**Direction**
Your job is to retype all of the data word for word, leaving every image out.

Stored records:
::::::

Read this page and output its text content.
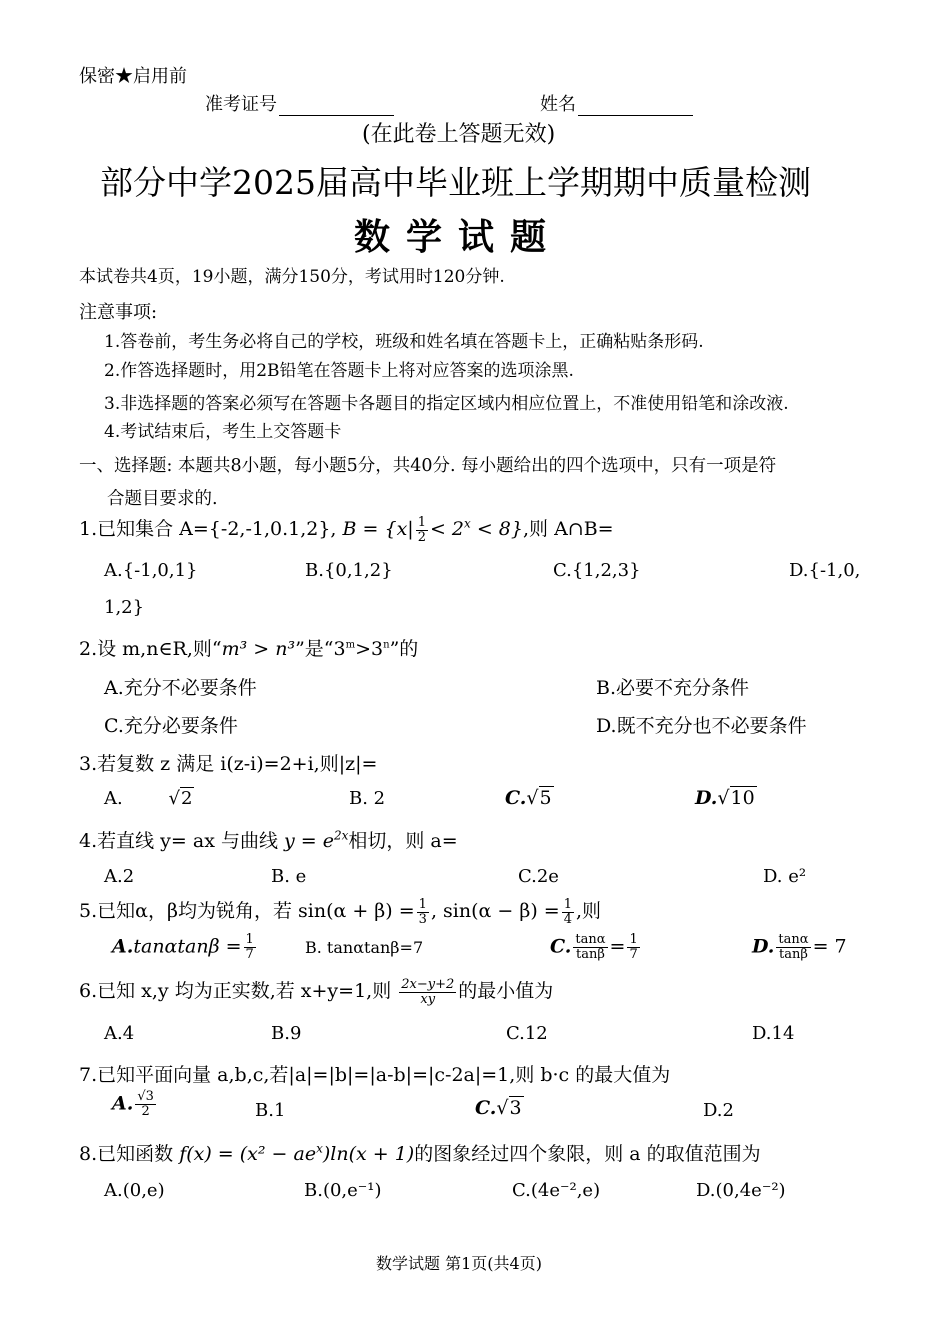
保密★启用前
准考证号	姓名
(在此卷上答题无效)
部分中学2025届高中毕业班上学期期中质量检测
数学试题
本试卷共4页，19小题，满分150分，考试用时120分钟.
注意事项:
1.答卷前，考生务必将自己的学校，班级和姓名填在答题卡上，正确粘贴条形码.
2.作答选择题时，用2B铅笔在答题卡上将对应答案的选项涂黑.
3.非选择题的答案必须写在答题卡各题目的指定区域内相应位置上，不准使用铅笔和涂改液.
4.考试结束后，考生上交答题卡
一、选择题: 本题共8小题，每小题5分，共40分. 每小题给出的四个选项中，只有一项是符
合题目要求的.
1.已知集合 A={-2,-1,0.1,2}, $B = \{x| \frac{1}{2} < 2^x < 8\}$,则 A∩B=
A.{-1,0,1}	B.{0,1,2}	C.{1,2,3}	D.{-1,0,
1,2}
2.设 m,n∈R,则“m³ > n³”是“$3^m>3^n$”的
A.充分不必要条件	B.必要不充分条件
C.充分必要条件	D.既不充分也不必要条件
3.若复数 z 满足 i(z-i)=2+i,则|z|=
A.	√2	B. 2	C.√5	D.√10
4.若直线 y= ax 与曲线 $y = e^{2x}$相切，则 a=
A.2	B. e	C.2e	D. e²
5.已知α，β均为锐角，若 $\sin(\alpha + \beta) = \frac{1}{3}$ , $\sin(\alpha - \beta) = \frac{1}{4}$ ,则
$A.\tan\alpha\tan\beta = \frac{1}{7}$	B. tanαtanβ=7	C. $\frac{\tan\alpha}{\tan\beta} = \frac{1}{7}$	D. $\frac{\tan\alpha}{\tan\beta} = 7$
6.已知 x,y 均为正实数,若 x+y=1,则 $\frac{2x-y+2}{xy}$ 的最小值为
A.4	B.9	C.12	D.14
7.已知平面向量 a,b,c,若|a|=|b|=|a-b|=|c-2a|=1,则 b·c 的最大值为
A. $\frac{√3}{2}$	B.1	C.√3	D.2
8.已知函数 $f(x) = (x^2 - ae^x)\ln(x + 1)$的图象经过四个象限，则 a 的取值范围为
A.(0,e)	B.(0,e⁻¹)	C.(4e⁻²,e)	D.(0,4e⁻²)
数学试题 第1页(共4页)
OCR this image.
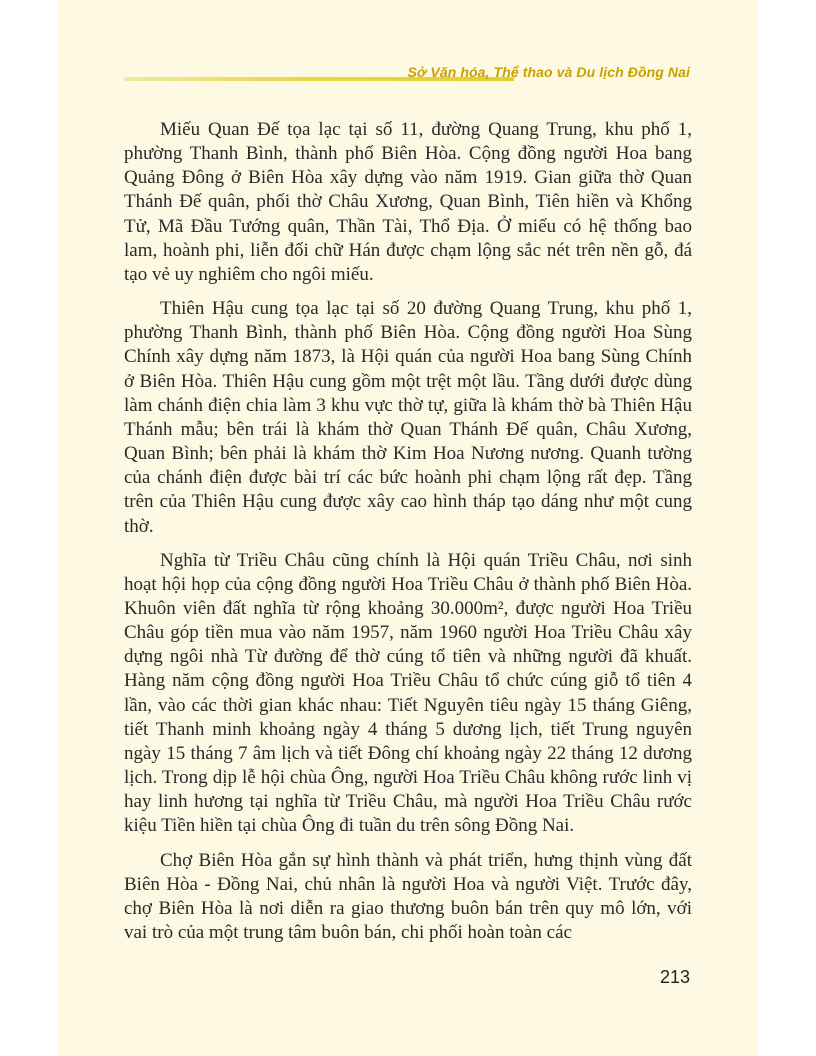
Sở Văn hóa, Thể thao và Du lịch Đồng Nai

Miếu Quan Đế tọa lạc tại số 11, đường Quang Trung, khu phố 1, phường Thanh Bình, thành phố Biên Hòa. Cộng đồng người Hoa bang Quảng Đông ở Biên Hòa xây dựng vào năm 1919. Gian giữa thờ Quan Thánh Đế quân, phối thờ Châu Xương, Quan Bình, Tiên hiền và Khổng Tử, Mã Đầu Tướng quân, Thần Tài, Thổ Địa. Ở miếu có hệ thống bao lam, hoành phi, liễn đối chữ Hán được chạm lộng sắc nét trên nền gỗ, đá tạo vẻ uy nghiêm cho ngôi miếu.

Thiên Hậu cung tọa lạc tại số 20 đường Quang Trung, khu phố 1, phường Thanh Bình, thành phố Biên Hòa. Cộng đồng người Hoa Sùng Chính xây dựng năm 1873, là Hội quán của người Hoa bang Sùng Chính ở Biên Hòa. Thiên Hậu cung gồm một trệt một lầu. Tầng dưới được dùng làm chánh điện chia làm 3 khu vực thờ tự, giữa là khám thờ bà Thiên Hậu Thánh mẫu; bên trái là khám thờ Quan Thánh Đế quân, Châu Xương, Quan Bình; bên phải là khám thờ Kim Hoa Nương nương. Quanh tường của chánh điện được bài trí các bức hoành phi chạm lộng rất đẹp. Tầng trên của Thiên Hậu cung được xây cao hình tháp tạo dáng như một cung thờ.

Nghĩa từ Triều Châu cũng chính là Hội quán Triều Châu, nơi sinh hoạt hội họp của cộng đồng người Hoa Triều Châu ở thành phố Biên Hòa. Khuôn viên đất nghĩa từ rộng khoảng 30.000m², được người Hoa Triều Châu góp tiền mua vào năm 1957, năm 1960 người Hoa Triều Châu xây dựng ngôi nhà Từ đường để thờ cúng tổ tiên và những người đã khuất. Hàng năm cộng đồng người Hoa Triều Châu tổ chức cúng giỗ tổ tiên 4 lần, vào các thời gian khác nhau: Tiết Nguyên tiêu ngày 15 tháng Giêng, tiết Thanh minh khoảng ngày 4 tháng 5 dương lịch, tiết Trung nguyên ngày 15 tháng 7 âm lịch và tiết Đông chí khoảng ngày 22 tháng 12 dương lịch. Trong dịp lễ hội chùa Ông, người Hoa Triều Châu không rước linh vị hay linh hương tại nghĩa từ Triều Châu, mà người Hoa Triều Châu rước kiệu Tiền hiền tại chùa Ông đi tuần du trên sông Đồng Nai.

Chợ Biên Hòa gắn sự hình thành và phát triển, hưng thịnh vùng đất Biên Hòa - Đồng Nai, chủ nhân là người Hoa và người Việt. Trước đây, chợ Biên Hòa là nơi diễn ra giao thương buôn bán trên quy mô lớn, với vai trò của một trung tâm buôn bán, chi phối hoàn toàn các

213
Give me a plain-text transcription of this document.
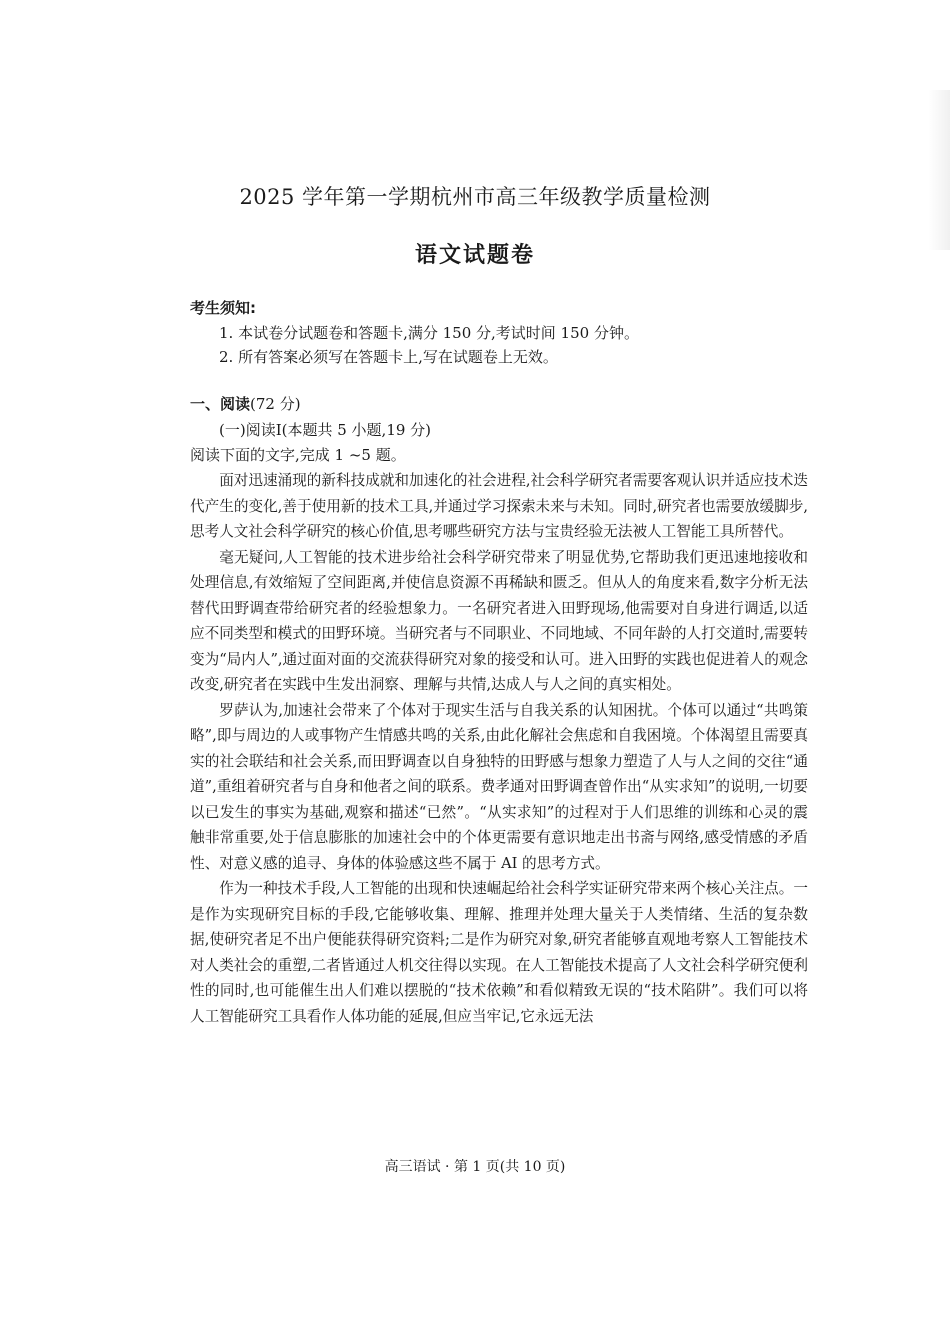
2025 学年第一学期杭州市高三年级教学质量检测
语文试题卷
考生须知:
1. 本试卷分试题卷和答题卡,满分 150 分,考试时间 150 分钟。
2. 所有答案必须写在答题卡上,写在试题卷上无效。
一、阅读(72 分)
(一)阅读Ⅰ(本题共 5 小题,19 分)
阅读下面的文字,完成 1 ~5 题。

面对迅速涌现的新科技成就和加速化的社会进程,社会科学研究者需要客观认识并适应技术迭代产生的变化,善于使用新的技术工具,并通过学习探索未来与未知。同时,研究者也需要放缓脚步,思考人文社会科学研究的核心价值,思考哪些研究方法与宝贵经验无法被人工智能工具所替代。

毫无疑问,人工智能的技术进步给社会科学研究带来了明显优势,它帮助我们更迅速地接收和处理信息,有效缩短了空间距离,并使信息资源不再稀缺和匮乏。但从人的角度来看,数字分析无法替代田野调查带给研究者的经验想象力。一名研究者进入田野现场,他需要对自身进行调适,以适应不同类型和模式的田野环境。当研究者与不同职业、不同地域、不同年龄的人打交道时,需要转变为“局内人”,通过面对面的交流获得研究对象的接受和认可。进入田野的实践也促进着人的观念改变,研究者在实践中生发出洞察、理解与共情,达成人与人之间的真实相处。

罗萨认为,加速社会带来了个体对于现实生活与自我关系的认知困扰。个体可以通过“共鸣策略”,即与周边的人或事物产生情感共鸣的关系,由此化解社会焦虑和自我困境。个体渴望且需要真实的社会联结和社会关系,而田野调查以自身独特的田野感与想象力塑造了人与人之间的交往“通道”,重组着研究者与自身和他者之间的联系。费孝通对田野调查曾作出“从实求知”的说明,一切要以已发生的事实为基础,观察和描述“已然”。“从实求知”的过程对于人们思维的训练和心灵的震触非常重要,处于信息膨胀的加速社会中的个体更需要有意识地走出书斋与网络,感受情感的矛盾性、对意义感的追寻、身体的体验感这些不属于 AI 的思考方式。

作为一种技术手段,人工智能的出现和快速崛起给社会科学实证研究带来两个核心关注点。一是作为实现研究目标的手段,它能够收集、理解、推理并处理大量关于人类情绪、生活的复杂数据,使研究者足不出户便能获得研究资料;二是作为研究对象,研究者能够直观地考察人工智能技术对人类社会的重塑,二者皆通过人机交往得以实现。在人工智能技术提高了人文社会科学研究便利性的同时,也可能催生出人们难以摆脱的“技术依赖”和看似精致无误的“技术陷阱”。我们可以将人工智能研究工具看作人体功能的延展,但应当牢记,它永远无法

高三语试 · 第 1 页(共 10 页)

::::::

**Task response**
Read this page and output its text content.
保密★启用前
准考证号	姓名
(在此卷上答题无效)
部分中学2025届高中毕业班上学期期中质量检测
数学试题
本试卷共4页，19小题，满分150分，考试用时120分钟.
注意事项:
1.答卷前，考生务必将自己的学校，班级和姓名填在答题卡上，正确粘贴条形码.
2.作答选择题时，用2B铅笔在答题卡上将对应答案的选项涂黑.
3.非选择题的答案必须写在答题卡各题目的指定区域内相应位置上，不准使用铅笔和涂改液.
4.考试结束后，考生上交答题卡
一、选择题: 本题共8小题，每小题5分，共40分. 每小题给出的四个选项中，只有一项是符
合题目要求的.
1.已知集合 A={-2,-1,0.1,2}, $B = \{x| \frac{1}{2} < 2^x < 8\}$,则 A∩B=
A.{-1,0,1}	B.{0,1,2}	C.{1,2,3}	D.{-1,0,
1,2}
2.设 m,n∈R,则“m³ > n³”是“$3^m>3^n$”的
A.充分不必要条件	B.必要不充分条件
C.充分必要条件	D.既不充分也不必要条件
3.若复数 z 满足 i(z-i)=2+i,则|z|=
A.	√2	B. 2	C.√5	D.√10
4.若直线 y= ax 与曲线 $y = e^{2x}$相切，则 a=
A.2	B. e	C.2e	D. e²
5.已知α，β均为锐角，若 $\sin(\alpha + \beta) = \frac{1}{3}$ , $\sin(\alpha - \beta) = \frac{1}{4}$ ,则
$A.\tan\alpha\tan\beta = \frac{1}{7}$	B. tanαtanβ=7	C. $\frac{\tan\alpha}{\tan\beta} = \frac{1}{7}$	D. $\frac{\tan\alpha}{\tan\beta} = 7$
6.已知 x,y 均为正实数,若 x+y=1,则 $\frac{2x-y+2}{xy}$ 的最小值为
A.4	B.9	C.12	D.14
7.已知平面向量 a,b,c,若|a|=|b|=|a-b|=|c-2a|=1,则 b·c 的最大值为
A. $\frac{√3}{2}$	B.1	C.√3	D.2
8.已知函数 $f(x) = (x^2 - ae^x)\ln(x + 1)$的图象经过四个象限，则 a 的取值范围为
A.(0,e)	B.(0,e⁻¹)	C.(4e⁻²,e)	D.(0,4e⁻²)
数学试题 第1页(共4页)
OCR this image.
Sở Văn hóa, Thể thao và Du lịch Đồng Nai

Miếu Quan Đế tọa lạc tại số 11, đường Quang Trung, khu phố 1, phường Thanh Bình, thành phố Biên Hòa. Cộng đồng người Hoa bang Quảng Đông ở Biên Hòa xây dựng vào năm 1919. Gian giữa thờ Quan Thánh Đế quân, phối thờ Châu Xương, Quan Bình, Tiên hiền và Khổng Tử, Mã Đầu Tướng quân, Thần Tài, Thổ Địa. Ở miếu có hệ thống bao lam, hoành phi, liễn đối chữ Hán được chạm lộng sắc nét trên nền gỗ, đá tạo vẻ uy nghiêm cho ngôi miếu.

Thiên Hậu cung tọa lạc tại số 20 đường Quang Trung, khu phố 1, phường Thanh Bình, thành phố Biên Hòa. Cộng đồng người Hoa Sùng Chính xây dựng năm 1873, là Hội quán của người Hoa bang Sùng Chính ở Biên Hòa. Thiên Hậu cung gồm một trệt một lầu. Tầng dưới được dùng làm chánh điện chia làm 3 khu vực thờ tự, giữa là khám thờ bà Thiên Hậu Thánh mẫu; bên trái là khám thờ Quan Thánh Đế quân, Châu Xương, Quan Bình; bên phải là khám thờ Kim Hoa Nương nương. Quanh tường của chánh điện được bài trí các bức hoành phi chạm lộng rất đẹp. Tầng trên của Thiên Hậu cung được xây cao hình tháp tạo dáng như một cung thờ.

Nghĩa từ Triều Châu cũng chính là Hội quán Triều Châu, nơi sinh hoạt hội họp của cộng đồng người Hoa Triều Châu ở thành phố Biên Hòa. Khuôn viên đất nghĩa từ rộng khoảng 30.000m², được người Hoa Triều Châu góp tiền mua vào năm 1957, năm 1960 người Hoa Triều Châu xây dựng ngôi nhà Từ đường để thờ cúng tổ tiên và những người đã khuất. Hàng năm cộng đồng người Hoa Triều Châu tổ chức cúng giỗ tổ tiên 4 lần, vào các thời gian khác nhau: Tiết Nguyên tiêu ngày 15 tháng Giêng, tiết Thanh minh khoảng ngày 4 tháng 5 dương lịch, tiết Trung nguyên ngày 15 tháng 7 âm lịch và tiết Đông chí khoảng ngày 22 tháng 12 dương lịch. Trong dịp lễ hội chùa Ông, người Hoa Triều Châu không rước linh vị hay linh hương tại nghĩa từ Triều Châu, mà người Hoa Triều Châu rước kiệu Tiền hiền tại chùa Ông đi tuần du trên sông Đồng Nai.

Chợ Biên Hòa gắn sự hình thành và phát triển, hưng thịnh vùng đất Biên Hòa - Đồng Nai, chủ nhân là người Hoa và người Việt. Trước đây, chợ Biên Hòa là nơi diễn ra giao thương buôn bán trên quy mô lớn, với vai trò của một trung tâm buôn bán, chi phối hoàn toàn các

213
Give me a plain-text transcription of this document.
2025 学年第一学期杭州市高三年级教学质量检测
语文试题卷
考生须知:
1. 本试卷分试题卷和答题卡,满分 150 分,考试时间 150 分钟。
2. 所有答案必须写在答题卡上,写在试题卷上无效。
一、阅读(72 分)
(一)阅读Ⅰ(本题共 5 小题,19 分)
阅读下面的文字,完成 1 ~5 题。

面对迅速涌现的新科技成就和加速化的社会进程,社会科学研究者需要客观认识并适应技术迭代产生的变化,善于使用新的技术工具,并通过学习探索未来与未知。同时,研究者也需要放缓脚步,思考人文社会科学研究的核心价值,思考哪些研究方法与宝贵经验无法被人工智能工具所替代。

毫无疑问,人工智能的技术进步给社会科学研究带来了明显优势,它帮助我们更迅速地接收和处理信息,有效缩短了空间距离,并使信息资源不再稀缺和匮乏。但从人的角度来看,数字分析无法替代田野调查带给研究者的经验想象力。一名研究者进入田野现场,他需要对自身进行调适,以适应不同类型和模式的田野环境。当研究者与不同职业、不同地域、不同年龄的人打交道时,需要转变为“局内人”,通过面对面的交流获得研究对象的接受和认可。进入田野的实践也促进着人的观念改变,研究者在实践中生发出洞察、理解与共情,达成人与人之间的真实相处。

罗萨认为,加速社会带来了个体对于现实生活与自我关系的认知困扰。个体可以通过“共鸣策略”,即与周边的人或事物产生情感共鸣的关系,由此化解社会焦虑和自我困境。个体渴望且需要真实的社会联结和社会关系,而田野调查以自身独特的田野感与想象力塑造了人与人之间的交往“通道”,重组着研究者与自身和他者之间的联系。费孝通对田野调查曾作出“从实求知”的说明,一切要以已发生的事实为基础,观察和描述“已然”。“从实求知”的过程对于人们思维的训练和心灵的震触非常重要,处于信息膨胀的加速社会中的个体更需要有意识地走出书斋与网络,感受情感的矛盾性、对意义感的追寻、身体的体验感这些不属于 AI 的思考方式。

作为一种技术手段,人工智能的出现和快速崛起给社会科学实证研究带来两个核心关注点。一是作为实现研究目标的手段,它能够收集、理解、推理并处理大量关于人类情绪、生活的复杂数据,使研究者足不出户便能获得研究资料;二是作为研究对象,研究者能够直观地考察人工智能技术对人类社会的重塑,二者皆通过人机交往得以实现。在人工智能技术提高了人文社会科学研究便利性的同时,也可能催生出人们难以摆脱的“技术依赖”和看似精致无误的“技术陷阱”。我们可以将人工智能研究工具看作人体功能的延展,但应当牢记,它永远无法

高三语试 · 第 1 页(共 10 页)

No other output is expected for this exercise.